▶ [Direction] Find the word "листья" in the records below. List each line containing it.

▶ [Records for this exercise]
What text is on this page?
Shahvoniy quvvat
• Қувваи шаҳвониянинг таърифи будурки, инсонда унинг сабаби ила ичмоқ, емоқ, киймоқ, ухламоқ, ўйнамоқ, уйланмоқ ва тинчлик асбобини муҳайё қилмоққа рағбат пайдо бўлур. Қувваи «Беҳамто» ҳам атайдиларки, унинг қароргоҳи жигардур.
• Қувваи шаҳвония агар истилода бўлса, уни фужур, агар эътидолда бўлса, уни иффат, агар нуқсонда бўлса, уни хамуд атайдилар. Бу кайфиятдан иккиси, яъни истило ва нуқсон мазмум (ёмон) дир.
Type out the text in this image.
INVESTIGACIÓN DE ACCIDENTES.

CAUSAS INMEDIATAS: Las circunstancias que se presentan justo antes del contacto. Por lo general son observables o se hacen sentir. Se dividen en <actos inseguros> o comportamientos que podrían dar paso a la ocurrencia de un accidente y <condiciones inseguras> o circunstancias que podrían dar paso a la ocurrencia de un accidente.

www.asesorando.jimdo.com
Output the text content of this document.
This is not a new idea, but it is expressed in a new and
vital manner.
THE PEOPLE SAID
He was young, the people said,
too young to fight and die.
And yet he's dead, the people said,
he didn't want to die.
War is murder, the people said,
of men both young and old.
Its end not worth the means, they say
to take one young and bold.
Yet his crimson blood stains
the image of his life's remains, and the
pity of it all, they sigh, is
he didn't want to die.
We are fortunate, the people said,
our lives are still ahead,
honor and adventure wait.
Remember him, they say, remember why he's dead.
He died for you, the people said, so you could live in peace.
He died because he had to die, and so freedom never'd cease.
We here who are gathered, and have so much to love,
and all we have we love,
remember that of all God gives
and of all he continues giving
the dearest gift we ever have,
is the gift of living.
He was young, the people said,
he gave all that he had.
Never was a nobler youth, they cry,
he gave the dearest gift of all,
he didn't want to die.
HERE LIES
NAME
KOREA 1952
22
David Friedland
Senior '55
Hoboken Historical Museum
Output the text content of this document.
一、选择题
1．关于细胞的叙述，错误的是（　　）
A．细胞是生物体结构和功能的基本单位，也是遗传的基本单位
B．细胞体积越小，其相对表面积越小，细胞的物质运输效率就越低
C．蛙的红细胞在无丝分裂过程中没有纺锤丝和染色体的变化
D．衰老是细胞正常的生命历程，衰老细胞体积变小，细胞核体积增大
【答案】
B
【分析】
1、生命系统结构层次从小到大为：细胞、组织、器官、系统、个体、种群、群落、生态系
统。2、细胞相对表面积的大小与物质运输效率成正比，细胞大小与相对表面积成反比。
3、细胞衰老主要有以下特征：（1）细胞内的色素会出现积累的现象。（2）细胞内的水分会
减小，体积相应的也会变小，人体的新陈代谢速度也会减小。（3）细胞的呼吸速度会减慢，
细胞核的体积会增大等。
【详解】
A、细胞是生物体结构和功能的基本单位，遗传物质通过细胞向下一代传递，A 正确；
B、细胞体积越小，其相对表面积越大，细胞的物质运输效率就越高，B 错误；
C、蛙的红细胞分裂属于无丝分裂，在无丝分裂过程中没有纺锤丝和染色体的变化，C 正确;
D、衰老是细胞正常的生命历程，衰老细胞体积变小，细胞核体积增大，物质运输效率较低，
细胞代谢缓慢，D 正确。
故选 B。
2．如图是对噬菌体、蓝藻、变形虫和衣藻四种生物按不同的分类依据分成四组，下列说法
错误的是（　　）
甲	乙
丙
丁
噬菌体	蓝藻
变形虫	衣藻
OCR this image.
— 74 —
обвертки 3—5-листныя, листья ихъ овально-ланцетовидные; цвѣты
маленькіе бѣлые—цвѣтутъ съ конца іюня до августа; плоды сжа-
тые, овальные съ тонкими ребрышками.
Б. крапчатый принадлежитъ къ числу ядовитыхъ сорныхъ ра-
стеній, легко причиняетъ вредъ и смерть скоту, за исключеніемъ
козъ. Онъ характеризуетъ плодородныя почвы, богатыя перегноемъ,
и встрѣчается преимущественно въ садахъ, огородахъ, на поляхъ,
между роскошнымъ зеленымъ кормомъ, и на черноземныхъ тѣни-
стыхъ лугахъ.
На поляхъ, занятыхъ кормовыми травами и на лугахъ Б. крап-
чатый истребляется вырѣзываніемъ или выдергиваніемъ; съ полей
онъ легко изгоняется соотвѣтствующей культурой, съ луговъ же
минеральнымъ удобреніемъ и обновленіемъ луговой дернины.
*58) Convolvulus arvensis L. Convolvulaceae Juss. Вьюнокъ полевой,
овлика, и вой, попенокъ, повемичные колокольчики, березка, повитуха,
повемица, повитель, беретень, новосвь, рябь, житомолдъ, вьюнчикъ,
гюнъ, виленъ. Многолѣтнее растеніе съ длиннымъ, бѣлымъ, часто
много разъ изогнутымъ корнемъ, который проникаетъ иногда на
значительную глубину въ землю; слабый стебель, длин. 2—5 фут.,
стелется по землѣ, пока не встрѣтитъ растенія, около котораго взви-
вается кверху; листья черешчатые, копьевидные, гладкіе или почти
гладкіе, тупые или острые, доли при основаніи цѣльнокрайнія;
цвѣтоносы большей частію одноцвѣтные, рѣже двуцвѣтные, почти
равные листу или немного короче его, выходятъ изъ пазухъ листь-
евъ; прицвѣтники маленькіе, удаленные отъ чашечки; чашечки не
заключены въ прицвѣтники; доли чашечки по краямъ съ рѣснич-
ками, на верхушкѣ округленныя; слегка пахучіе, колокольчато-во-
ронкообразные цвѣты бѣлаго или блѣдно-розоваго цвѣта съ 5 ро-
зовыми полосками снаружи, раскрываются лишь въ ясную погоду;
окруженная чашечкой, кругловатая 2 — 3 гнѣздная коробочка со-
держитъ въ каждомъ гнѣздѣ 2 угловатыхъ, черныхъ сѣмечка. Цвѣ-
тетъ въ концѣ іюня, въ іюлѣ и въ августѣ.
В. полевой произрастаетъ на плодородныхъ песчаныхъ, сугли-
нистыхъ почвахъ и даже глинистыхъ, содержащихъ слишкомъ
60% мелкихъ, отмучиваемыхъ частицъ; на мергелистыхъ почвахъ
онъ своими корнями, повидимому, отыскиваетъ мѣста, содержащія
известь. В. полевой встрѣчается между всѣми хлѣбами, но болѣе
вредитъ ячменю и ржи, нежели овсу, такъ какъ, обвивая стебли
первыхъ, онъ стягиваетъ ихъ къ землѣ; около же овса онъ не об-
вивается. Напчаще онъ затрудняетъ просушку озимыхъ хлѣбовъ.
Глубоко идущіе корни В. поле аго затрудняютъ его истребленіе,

▶ [Written solution]
обвертки 3—5-листныя, листья ихъ овально-ланцетовидные; цвѣты
вается кверху; листья черешчатые, копьевидные, гладкіе или почти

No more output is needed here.